▶ Short task
Look at each line of the records and count those with "JSON" in them. Please answer with the count alone.

▶ Records
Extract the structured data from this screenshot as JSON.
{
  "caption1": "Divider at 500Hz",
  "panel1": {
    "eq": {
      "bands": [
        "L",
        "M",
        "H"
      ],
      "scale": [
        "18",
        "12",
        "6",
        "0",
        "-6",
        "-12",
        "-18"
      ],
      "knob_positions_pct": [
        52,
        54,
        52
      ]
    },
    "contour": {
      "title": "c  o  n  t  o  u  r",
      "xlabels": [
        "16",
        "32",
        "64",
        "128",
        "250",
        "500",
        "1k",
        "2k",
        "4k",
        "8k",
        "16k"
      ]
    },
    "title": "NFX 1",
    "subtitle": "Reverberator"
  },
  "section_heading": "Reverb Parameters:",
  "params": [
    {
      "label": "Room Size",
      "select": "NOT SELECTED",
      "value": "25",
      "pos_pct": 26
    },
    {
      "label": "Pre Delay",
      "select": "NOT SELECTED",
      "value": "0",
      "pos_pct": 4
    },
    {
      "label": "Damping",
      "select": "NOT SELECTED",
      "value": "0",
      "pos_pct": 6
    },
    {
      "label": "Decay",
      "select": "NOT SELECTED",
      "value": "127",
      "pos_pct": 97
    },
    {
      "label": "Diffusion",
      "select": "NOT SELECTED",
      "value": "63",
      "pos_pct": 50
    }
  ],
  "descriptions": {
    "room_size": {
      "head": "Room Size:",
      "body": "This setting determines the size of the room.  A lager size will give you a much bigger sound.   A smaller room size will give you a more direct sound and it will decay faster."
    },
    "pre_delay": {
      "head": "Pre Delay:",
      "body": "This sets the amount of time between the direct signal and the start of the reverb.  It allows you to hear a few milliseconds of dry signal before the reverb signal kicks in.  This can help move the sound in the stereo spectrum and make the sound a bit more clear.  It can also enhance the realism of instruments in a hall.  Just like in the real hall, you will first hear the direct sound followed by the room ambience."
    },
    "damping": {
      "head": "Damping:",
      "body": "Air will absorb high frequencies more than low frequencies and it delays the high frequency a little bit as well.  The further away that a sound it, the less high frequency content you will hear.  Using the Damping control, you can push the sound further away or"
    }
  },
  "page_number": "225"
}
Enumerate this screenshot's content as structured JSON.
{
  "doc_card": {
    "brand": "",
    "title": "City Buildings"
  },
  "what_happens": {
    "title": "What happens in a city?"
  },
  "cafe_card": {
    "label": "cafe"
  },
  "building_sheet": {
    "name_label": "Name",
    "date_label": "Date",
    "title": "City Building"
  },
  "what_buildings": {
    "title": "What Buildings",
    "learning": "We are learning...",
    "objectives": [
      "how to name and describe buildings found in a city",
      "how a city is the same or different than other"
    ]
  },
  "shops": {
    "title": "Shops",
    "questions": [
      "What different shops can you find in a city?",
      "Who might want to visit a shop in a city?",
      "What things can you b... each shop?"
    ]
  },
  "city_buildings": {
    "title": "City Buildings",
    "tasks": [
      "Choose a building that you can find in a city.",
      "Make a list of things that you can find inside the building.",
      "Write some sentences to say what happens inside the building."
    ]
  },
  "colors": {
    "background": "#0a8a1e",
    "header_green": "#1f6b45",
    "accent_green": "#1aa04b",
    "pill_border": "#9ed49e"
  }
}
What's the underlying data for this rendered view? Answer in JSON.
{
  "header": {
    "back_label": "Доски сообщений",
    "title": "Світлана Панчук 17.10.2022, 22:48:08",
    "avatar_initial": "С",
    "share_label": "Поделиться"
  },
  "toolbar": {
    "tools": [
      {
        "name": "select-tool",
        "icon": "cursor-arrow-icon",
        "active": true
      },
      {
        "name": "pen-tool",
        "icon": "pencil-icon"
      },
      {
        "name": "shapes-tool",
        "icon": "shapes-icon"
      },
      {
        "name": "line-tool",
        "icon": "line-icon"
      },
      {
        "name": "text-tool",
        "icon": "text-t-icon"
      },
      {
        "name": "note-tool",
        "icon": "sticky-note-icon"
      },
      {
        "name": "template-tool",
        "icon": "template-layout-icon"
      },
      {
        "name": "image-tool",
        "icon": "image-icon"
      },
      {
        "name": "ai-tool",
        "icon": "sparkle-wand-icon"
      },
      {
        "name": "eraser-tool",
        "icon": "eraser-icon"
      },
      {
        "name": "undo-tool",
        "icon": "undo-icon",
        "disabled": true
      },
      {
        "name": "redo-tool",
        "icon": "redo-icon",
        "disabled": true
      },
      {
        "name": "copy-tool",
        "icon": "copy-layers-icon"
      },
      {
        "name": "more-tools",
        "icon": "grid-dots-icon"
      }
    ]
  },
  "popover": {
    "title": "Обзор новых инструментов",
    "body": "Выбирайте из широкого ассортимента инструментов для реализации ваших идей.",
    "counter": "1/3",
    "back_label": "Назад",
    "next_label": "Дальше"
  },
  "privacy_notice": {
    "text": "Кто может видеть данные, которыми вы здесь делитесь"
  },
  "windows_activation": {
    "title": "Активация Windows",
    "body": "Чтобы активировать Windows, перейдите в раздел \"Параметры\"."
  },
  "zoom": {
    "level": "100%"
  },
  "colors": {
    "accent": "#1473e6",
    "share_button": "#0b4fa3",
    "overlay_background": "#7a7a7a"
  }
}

▶ Result
3